» **EXERCISE REQUIREMENTS**
Output the records exactly. Include every line.

[Data entries]
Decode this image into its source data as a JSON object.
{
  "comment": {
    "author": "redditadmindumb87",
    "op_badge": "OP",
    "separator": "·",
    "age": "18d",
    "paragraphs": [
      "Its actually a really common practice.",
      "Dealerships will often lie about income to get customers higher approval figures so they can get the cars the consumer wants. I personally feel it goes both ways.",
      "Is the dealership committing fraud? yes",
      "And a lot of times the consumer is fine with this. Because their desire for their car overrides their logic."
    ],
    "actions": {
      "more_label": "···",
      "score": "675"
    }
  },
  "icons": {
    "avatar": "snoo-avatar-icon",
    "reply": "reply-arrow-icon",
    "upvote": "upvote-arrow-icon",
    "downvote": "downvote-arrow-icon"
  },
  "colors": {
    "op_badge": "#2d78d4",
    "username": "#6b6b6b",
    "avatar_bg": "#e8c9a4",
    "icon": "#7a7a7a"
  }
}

» **TASK OUTPUT**
Decode this image into its source data as a JSON object.
{
  "comment": {
    "author": "redditadmindumb87",
    "op_badge": "OP",
    "separator": "·",
    "age": "18d",
    "paragraphs": [
      "Its actually a really common practice.",
      "Dealerships will often lie about income to get customers higher approval figures so they can get the cars the consumer wants. I personally feel it goes both ways.",
      "Is the dealership committing fraud? yes",
      "And a lot of times the consumer is fine with this. Because their desire for their car overrides their logic."
    ],
    "actions": {
      "more_label": "···",
      "score": "675"
    }
  },
  "icons": {
    "avatar": "snoo-avatar-icon",
    "reply": "reply-arrow-icon",
    "upvote": "upvote-arrow-icon",
    "downvote": "downvote-arrow-icon"
  },
  "colors": {
    "op_badge": "#2d78d4",
    "username": "#6b6b6b",
    "avatar_bg": "#e8c9a4",
    "icon": "#7a7a7a"
  }
}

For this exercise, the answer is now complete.